Stored entries |
-*-*-

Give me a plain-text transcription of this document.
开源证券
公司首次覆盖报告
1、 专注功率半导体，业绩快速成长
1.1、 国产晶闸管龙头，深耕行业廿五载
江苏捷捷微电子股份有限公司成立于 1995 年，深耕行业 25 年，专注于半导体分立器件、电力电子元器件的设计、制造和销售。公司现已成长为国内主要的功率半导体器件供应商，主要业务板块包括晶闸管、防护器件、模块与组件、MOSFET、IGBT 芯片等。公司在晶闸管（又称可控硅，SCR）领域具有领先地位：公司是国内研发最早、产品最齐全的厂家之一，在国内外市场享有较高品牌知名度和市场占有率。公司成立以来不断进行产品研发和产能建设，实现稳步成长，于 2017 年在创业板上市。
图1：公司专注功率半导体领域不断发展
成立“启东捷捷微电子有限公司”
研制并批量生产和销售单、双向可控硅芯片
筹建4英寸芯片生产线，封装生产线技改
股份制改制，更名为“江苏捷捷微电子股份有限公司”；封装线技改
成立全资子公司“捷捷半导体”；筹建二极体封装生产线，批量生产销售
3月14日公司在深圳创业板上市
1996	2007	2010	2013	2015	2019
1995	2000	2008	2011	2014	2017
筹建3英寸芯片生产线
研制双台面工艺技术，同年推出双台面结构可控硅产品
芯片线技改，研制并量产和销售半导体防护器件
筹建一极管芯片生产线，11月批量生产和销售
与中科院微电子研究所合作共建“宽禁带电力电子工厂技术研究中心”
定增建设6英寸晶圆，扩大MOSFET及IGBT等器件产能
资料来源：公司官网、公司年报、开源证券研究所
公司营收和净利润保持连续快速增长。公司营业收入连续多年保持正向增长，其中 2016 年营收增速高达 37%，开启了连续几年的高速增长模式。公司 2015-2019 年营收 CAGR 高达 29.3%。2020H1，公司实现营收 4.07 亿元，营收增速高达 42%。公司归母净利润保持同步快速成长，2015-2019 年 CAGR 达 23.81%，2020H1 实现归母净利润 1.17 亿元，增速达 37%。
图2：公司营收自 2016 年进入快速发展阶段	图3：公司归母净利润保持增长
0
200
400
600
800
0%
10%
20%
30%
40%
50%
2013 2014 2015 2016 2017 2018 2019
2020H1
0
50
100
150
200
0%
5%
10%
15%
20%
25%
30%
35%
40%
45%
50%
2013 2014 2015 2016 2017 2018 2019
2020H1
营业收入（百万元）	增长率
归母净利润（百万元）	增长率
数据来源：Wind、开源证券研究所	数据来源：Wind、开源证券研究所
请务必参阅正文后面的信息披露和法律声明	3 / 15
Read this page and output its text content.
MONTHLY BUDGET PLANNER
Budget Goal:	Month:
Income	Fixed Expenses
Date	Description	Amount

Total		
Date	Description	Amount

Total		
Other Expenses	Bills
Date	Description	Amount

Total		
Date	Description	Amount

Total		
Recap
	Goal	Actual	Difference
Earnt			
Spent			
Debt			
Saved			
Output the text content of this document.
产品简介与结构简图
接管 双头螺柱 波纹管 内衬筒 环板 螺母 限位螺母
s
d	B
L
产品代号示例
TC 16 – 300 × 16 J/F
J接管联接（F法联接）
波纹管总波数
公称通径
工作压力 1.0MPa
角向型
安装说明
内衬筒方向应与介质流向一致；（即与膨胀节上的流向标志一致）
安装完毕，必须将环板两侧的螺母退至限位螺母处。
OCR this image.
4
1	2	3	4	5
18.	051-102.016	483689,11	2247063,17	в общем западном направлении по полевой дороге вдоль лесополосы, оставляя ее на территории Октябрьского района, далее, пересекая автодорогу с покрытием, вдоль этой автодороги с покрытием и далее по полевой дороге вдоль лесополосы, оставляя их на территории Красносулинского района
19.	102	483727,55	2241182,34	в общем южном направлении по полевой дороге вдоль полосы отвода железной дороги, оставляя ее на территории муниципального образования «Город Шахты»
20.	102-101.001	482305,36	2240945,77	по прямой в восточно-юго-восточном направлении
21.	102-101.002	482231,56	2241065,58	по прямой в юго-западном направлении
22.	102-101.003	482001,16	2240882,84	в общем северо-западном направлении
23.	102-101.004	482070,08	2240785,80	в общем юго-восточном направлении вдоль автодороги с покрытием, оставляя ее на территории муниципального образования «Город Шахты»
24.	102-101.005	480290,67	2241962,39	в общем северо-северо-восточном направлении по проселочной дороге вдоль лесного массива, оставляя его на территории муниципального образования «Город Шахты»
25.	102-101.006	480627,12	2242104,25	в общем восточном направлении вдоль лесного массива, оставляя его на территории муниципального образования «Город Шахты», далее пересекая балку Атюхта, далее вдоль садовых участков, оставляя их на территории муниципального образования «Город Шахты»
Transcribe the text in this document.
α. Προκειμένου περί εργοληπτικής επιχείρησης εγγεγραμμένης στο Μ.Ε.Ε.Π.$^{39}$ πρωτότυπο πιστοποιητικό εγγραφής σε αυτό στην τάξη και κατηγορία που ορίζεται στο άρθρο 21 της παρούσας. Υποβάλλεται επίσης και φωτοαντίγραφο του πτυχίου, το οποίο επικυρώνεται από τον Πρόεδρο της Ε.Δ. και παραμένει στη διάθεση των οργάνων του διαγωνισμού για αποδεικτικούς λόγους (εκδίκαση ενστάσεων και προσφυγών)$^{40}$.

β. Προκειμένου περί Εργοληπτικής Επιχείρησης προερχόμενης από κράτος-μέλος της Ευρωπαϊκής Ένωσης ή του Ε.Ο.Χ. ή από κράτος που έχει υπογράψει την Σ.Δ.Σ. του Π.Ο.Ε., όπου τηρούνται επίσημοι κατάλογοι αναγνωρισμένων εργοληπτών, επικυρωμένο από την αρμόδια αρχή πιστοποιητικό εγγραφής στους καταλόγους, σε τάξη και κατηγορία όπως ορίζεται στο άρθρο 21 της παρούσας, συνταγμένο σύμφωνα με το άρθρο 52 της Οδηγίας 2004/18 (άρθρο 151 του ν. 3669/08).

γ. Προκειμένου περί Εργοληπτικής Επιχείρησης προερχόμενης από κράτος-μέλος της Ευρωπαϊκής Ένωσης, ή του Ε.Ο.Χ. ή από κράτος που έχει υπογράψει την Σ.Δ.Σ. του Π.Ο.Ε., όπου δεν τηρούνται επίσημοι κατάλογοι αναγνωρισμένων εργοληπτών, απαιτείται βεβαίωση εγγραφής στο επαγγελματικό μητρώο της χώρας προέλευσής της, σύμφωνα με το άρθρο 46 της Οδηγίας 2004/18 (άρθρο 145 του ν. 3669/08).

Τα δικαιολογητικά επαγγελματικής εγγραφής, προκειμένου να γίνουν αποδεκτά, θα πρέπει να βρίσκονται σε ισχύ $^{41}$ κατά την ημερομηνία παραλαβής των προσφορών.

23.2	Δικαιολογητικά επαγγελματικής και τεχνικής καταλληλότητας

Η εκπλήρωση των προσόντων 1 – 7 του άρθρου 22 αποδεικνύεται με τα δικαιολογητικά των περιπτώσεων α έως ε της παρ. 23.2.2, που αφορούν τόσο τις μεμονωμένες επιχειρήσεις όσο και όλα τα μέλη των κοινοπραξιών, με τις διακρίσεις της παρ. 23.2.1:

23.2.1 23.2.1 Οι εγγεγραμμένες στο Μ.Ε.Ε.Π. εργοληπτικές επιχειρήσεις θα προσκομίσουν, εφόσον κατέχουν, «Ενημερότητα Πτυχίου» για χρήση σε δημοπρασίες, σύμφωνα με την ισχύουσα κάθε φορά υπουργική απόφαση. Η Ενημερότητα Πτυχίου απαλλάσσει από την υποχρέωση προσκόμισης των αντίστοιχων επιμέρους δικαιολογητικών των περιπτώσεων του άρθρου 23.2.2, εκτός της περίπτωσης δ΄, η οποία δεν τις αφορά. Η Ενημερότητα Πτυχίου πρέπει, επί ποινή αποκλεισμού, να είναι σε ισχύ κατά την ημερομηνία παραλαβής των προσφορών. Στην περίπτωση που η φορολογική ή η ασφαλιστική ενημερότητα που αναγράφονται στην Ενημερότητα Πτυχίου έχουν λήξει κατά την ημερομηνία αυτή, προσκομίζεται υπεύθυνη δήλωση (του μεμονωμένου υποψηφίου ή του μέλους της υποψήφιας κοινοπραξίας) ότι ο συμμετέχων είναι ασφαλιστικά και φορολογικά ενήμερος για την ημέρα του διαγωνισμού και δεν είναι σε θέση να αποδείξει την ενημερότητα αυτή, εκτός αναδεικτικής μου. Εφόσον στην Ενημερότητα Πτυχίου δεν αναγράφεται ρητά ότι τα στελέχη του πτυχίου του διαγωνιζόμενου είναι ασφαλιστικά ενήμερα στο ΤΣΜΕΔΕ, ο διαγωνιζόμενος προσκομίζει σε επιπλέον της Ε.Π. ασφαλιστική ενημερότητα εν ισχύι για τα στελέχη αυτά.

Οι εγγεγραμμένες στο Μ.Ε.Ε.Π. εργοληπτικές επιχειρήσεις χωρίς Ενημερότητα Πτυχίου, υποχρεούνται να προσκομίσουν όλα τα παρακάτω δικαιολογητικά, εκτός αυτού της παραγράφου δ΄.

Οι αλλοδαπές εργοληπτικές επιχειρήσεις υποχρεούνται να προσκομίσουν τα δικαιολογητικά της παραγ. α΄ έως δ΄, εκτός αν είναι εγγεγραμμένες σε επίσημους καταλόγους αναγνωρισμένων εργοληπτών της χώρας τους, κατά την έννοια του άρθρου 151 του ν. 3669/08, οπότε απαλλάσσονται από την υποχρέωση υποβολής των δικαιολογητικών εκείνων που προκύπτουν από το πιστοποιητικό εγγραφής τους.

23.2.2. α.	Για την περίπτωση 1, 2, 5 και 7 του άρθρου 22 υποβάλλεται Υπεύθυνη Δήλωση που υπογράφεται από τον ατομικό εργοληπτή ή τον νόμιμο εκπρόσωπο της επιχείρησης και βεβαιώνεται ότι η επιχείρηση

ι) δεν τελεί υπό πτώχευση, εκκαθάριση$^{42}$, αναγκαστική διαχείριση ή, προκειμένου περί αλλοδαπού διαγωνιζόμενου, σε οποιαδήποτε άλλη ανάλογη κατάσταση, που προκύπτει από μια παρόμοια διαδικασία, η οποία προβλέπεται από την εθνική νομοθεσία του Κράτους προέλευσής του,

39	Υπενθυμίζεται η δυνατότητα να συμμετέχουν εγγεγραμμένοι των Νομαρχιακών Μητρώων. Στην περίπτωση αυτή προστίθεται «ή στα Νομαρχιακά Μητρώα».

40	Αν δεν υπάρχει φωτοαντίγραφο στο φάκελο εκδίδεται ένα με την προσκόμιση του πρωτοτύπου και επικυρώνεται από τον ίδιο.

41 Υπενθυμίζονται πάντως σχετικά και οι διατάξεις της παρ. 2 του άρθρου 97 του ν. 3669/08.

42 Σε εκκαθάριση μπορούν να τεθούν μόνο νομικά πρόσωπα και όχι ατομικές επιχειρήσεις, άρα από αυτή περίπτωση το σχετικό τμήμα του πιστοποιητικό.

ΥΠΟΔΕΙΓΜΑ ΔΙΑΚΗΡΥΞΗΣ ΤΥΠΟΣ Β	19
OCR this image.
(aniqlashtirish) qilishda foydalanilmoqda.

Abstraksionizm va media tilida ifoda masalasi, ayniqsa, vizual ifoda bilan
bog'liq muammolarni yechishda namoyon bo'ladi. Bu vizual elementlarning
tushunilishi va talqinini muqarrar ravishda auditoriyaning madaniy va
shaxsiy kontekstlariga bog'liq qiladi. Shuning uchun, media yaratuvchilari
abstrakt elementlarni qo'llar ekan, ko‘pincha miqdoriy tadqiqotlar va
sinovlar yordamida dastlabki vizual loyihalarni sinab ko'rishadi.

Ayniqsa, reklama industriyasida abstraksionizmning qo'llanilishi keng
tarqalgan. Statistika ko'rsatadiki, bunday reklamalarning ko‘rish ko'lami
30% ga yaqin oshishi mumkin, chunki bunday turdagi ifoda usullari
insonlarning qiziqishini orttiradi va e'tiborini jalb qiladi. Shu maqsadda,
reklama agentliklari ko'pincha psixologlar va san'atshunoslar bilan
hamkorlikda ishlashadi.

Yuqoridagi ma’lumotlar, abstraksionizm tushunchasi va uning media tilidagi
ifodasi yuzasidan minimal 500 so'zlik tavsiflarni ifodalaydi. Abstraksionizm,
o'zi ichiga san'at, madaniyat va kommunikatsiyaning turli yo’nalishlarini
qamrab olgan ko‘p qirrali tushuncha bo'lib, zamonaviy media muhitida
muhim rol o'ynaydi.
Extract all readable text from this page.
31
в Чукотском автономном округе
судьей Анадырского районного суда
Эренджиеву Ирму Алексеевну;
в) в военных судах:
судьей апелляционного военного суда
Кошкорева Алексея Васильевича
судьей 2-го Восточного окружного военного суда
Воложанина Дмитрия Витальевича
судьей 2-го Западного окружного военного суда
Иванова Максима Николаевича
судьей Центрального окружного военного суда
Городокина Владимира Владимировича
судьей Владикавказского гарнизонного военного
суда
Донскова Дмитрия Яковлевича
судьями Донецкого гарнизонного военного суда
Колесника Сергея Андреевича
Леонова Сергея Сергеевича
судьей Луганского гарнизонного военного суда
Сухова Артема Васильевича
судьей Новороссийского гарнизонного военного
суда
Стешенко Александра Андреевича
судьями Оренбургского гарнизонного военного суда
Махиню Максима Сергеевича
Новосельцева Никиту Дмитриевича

-*-*-

Aim | Report each line in the preceding entries that holds the string "Οδηγίας".

Complete output |
β. Προκειμένου περί Εργοληπτικής Επιχείρησης προερχόμενης από κράτος-μέλος της Ευρωπαϊκής Ένωσης ή του Ε.Ο.Χ. ή από κράτος που έχει υπογράψει την Σ.Δ.Σ. του Π.Ο.Ε., όπου τηρούνται επίσημοι κατάλογοι αναγνωρισμένων εργοληπτών, επικυρωμένο από την αρμόδια αρχή πιστοποιητικό εγγραφής στους καταλόγους, σε τάξη και κατηγορία όπως ορίζεται στο άρθρο 21 της παρούσας, συνταγμένο σύμφωνα με το άρθρο 52 της Οδηγίας 2004/18 (άρθρο 151 του ν. 3669/08).
γ. Προκειμένου περί Εργοληπτικής Επιχείρησης προερχόμενης από κράτος-μέλος της Ευρωπαϊκής Ένωσης, ή του Ε.Ο.Χ. ή από κράτος που έχει υπογράψει την Σ.Δ.Σ. του Π.Ο.Ε., όπου δεν τηρούνται επίσημοι κατάλογοι αναγνωρισμένων εργοληπτών, απαιτείται βεβαίωση εγγραφής στο επαγγελματικό μητρώο της χώρας προέλευσής της, σύμφωνα με το άρθρο 46 της Οδηγίας 2004/18 (άρθρο 145 του ν. 3669/08).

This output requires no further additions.